=== DIRECTION ===
Begin at the line that contains "Parse this chart and return its data as JSON." and reproduce it along with every line after it to the end of the listing; skip any pictures.

=== DATASET EXCERPTS ===
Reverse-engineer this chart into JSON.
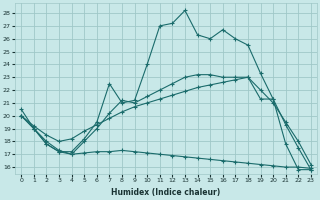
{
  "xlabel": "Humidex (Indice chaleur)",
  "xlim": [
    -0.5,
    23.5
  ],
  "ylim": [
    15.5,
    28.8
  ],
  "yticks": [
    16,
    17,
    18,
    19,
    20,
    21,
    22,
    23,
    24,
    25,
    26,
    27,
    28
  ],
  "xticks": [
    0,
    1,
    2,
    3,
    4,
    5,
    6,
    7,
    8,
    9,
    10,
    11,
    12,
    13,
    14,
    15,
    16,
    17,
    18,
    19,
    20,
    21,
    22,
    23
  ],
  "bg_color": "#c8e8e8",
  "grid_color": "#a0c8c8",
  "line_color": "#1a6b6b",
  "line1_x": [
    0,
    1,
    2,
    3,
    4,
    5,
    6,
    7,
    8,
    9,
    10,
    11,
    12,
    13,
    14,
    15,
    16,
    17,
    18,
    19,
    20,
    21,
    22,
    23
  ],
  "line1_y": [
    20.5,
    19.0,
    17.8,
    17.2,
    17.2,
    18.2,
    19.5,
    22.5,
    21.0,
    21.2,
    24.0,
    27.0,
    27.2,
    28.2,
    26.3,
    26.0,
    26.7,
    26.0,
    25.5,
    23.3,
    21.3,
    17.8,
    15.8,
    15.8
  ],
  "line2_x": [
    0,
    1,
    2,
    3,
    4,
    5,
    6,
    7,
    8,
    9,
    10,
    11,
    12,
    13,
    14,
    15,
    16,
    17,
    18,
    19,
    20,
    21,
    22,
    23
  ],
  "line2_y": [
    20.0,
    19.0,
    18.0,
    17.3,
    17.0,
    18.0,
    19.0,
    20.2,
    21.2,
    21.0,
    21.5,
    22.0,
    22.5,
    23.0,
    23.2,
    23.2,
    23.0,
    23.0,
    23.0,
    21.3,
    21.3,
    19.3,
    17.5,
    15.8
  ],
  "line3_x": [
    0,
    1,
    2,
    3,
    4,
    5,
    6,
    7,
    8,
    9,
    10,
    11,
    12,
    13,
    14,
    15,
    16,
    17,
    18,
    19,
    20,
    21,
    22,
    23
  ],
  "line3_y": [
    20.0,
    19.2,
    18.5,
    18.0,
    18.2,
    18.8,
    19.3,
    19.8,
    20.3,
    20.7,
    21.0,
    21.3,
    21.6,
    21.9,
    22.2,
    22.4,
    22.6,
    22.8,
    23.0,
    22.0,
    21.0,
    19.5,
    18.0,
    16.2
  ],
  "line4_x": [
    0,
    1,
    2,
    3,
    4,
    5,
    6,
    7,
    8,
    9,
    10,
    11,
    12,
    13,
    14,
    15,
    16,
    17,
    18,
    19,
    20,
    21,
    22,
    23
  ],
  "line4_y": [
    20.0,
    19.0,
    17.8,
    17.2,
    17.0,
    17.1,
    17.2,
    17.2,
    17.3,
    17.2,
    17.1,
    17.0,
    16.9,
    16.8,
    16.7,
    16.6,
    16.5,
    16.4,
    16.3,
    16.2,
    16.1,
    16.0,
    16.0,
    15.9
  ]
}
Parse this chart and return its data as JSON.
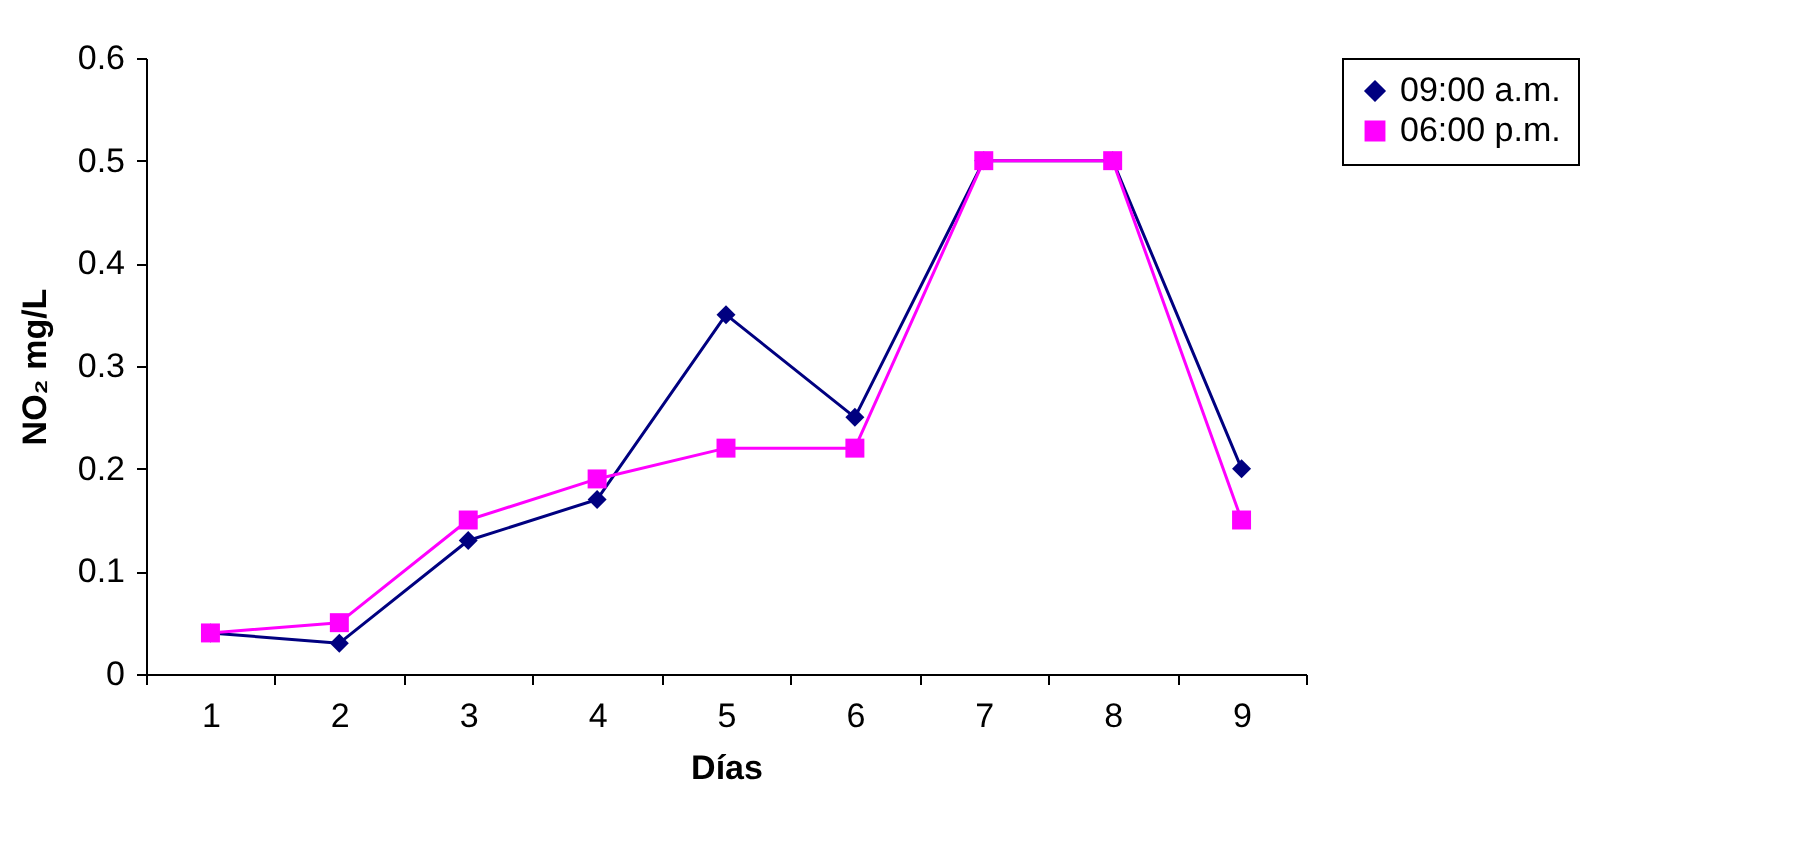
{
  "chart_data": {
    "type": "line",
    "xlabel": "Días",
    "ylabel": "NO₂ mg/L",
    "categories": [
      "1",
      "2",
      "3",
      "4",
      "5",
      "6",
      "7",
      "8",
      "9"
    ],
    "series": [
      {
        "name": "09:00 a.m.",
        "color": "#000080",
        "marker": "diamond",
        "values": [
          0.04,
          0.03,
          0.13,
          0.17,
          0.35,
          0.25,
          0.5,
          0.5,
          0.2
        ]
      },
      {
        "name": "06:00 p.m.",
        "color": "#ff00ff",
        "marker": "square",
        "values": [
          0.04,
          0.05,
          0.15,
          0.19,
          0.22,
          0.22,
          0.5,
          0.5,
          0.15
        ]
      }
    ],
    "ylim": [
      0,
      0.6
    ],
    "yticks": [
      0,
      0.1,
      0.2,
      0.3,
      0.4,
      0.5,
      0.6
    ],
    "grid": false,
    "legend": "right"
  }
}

=== FINAL RESULT ===
Parse this chart and return its data as JSON.
{
  "chart_data": {
    "type": "line",
    "xlabel": "Días",
    "ylabel": "NO₂ mg/L",
    "categories": [
      "1",
      "2",
      "3",
      "4",
      "5",
      "6",
      "7",
      "8",
      "9"
    ],
    "series": [
      {
        "name": "09:00 a.m.",
        "color": "#000080",
        "marker": "diamond",
        "values": [
          0.04,
          0.03,
          0.13,
          0.17,
          0.35,
          0.25,
          0.5,
          0.5,
          0.2
        ]
      },
      {
        "name": "06:00 p.m.",
        "color": "#ff00ff",
        "marker": "square",
        "values": [
          0.04,
          0.05,
          0.15,
          0.19,
          0.22,
          0.22,
          0.5,
          0.5,
          0.15
        ]
      }
    ],
    "ylim": [
      0,
      0.6
    ],
    "yticks": [
      0,
      0.1,
      0.2,
      0.3,
      0.4,
      0.5,
      0.6
    ],
    "grid": false,
    "legend": "right"
  }
}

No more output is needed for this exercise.